***** SOURCE DATA

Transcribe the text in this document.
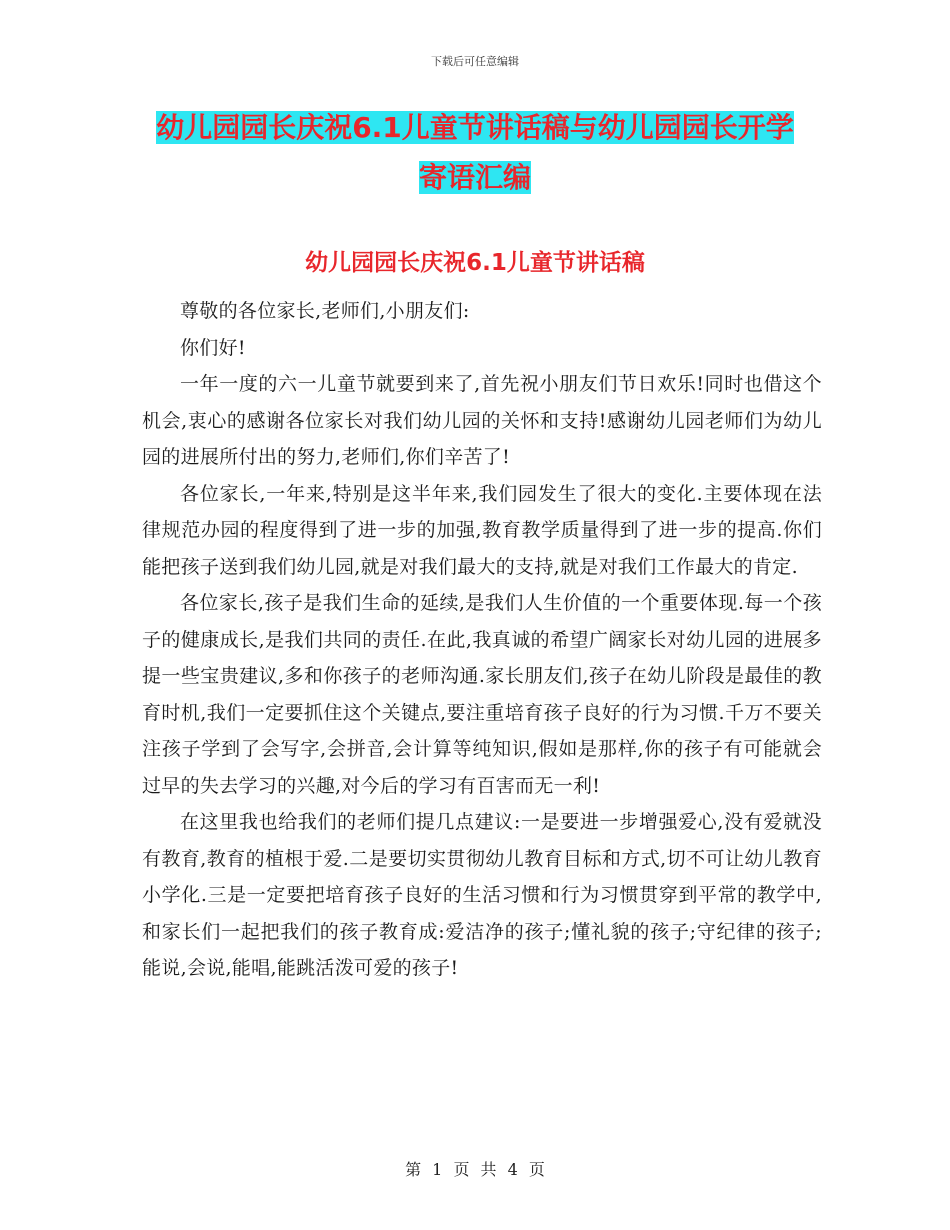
下载后可任意编辑
幼儿园园长庆祝6.1儿童节讲话稿与幼儿园园长开学
寄语汇编
幼儿园园长庆祝6.1儿童节讲话稿

尊敬的各位家长,老师们,小朋友们:

你们好!

一年一度的六一儿童节就要到来了,首先祝小朋友们节日欢乐!同时也借这个机会,衷心的感谢各位家长对我们幼儿园的关怀和支持!感谢幼儿园老师们为幼儿园的进展所付出的努力,老师们,你们辛苦了!

各位家长,一年来,特别是这半年来,我们园发生了很大的变化.主要体现在法律规范办园的程度得到了进一步的加强,教育教学质量得到了进一步的提高.你们能把孩子送到我们幼儿园,就是对我们最大的支持,就是对我们工作最大的肯定.

各位家长,孩子是我们生命的延续,是我们人生价值的一个重要体现.每一个孩子的健康成长,是我们共同的责任.在此,我真诚的希望广阔家长对幼儿园的进展多提一些宝贵建议,多和你孩子的老师沟通.家长朋友们,孩子在幼儿阶段是最佳的教育时机,我们一定要抓住这个关键点,要注重培育孩子良好的行为习惯.千万不要关注孩子学到了会写字,会拼音,会计算等纯知识,假如是那样,你的孩子有可能就会过早的失去学习的兴趣,对今后的学习有百害而无一利!

在这里我也给我们的老师们提几点建议:一是要进一步增强爱心,没有爱就没有教育,教育的植根于爱.二是要切实贯彻幼儿教育目标和方式,切不可让幼儿教育小学化.三是一定要把培育孩子良好的生活习惯和行为习惯贯穿到平常的教学中,和家长们一起把我们的孩子教育成:爱洁净的孩子;懂礼貌的孩子;守纪律的孩子;能说,会说,能唱,能跳活泼可爱的孩子!

第 1 页 共 4 页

**********

Copy each line exactly, and leave the pictures out of your copy.

Transcribe the text in this document.
下载后可任意编辑
幼儿园园长庆祝6.1儿童节讲话稿与幼儿园园长开学
寄语汇编
幼儿园园长庆祝6.1儿童节讲话稿

尊敬的各位家长,老师们,小朋友们:

你们好!

一年一度的六一儿童节就要到来了,首先祝小朋友们节日欢乐!同时也借这个机会,衷心的感谢各位家长对我们幼儿园的关怀和支持!感谢幼儿园老师们为幼儿园的进展所付出的努力,老师们,你们辛苦了!

各位家长,一年来,特别是这半年来,我们园发生了很大的变化.主要体现在法律规范办园的程度得到了进一步的加强,教育教学质量得到了进一步的提高.你们能把孩子送到我们幼儿园,就是对我们最大的支持,就是对我们工作最大的肯定.

各位家长,孩子是我们生命的延续,是我们人生价值的一个重要体现.每一个孩子的健康成长,是我们共同的责任.在此,我真诚的希望广阔家长对幼儿园的进展多提一些宝贵建议,多和你孩子的老师沟通.家长朋友们,孩子在幼儿阶段是最佳的教育时机,我们一定要抓住这个关键点,要注重培育孩子良好的行为习惯.千万不要关注孩子学到了会写字,会拼音,会计算等纯知识,假如是那样,你的孩子有可能就会过早的失去学习的兴趣,对今后的学习有百害而无一利!

在这里我也给我们的老师们提几点建议:一是要进一步增强爱心,没有爱就没有教育,教育的植根于爱.二是要切实贯彻幼儿教育目标和方式,切不可让幼儿教育小学化.三是一定要把培育孩子良好的生活习惯和行为习惯贯穿到平常的教学中,和家长们一起把我们的孩子教育成:爱洁净的孩子;懂礼貌的孩子;守纪律的孩子;能说,会说,能唱,能跳活泼可爱的孩子!

第 1 页 共 4 页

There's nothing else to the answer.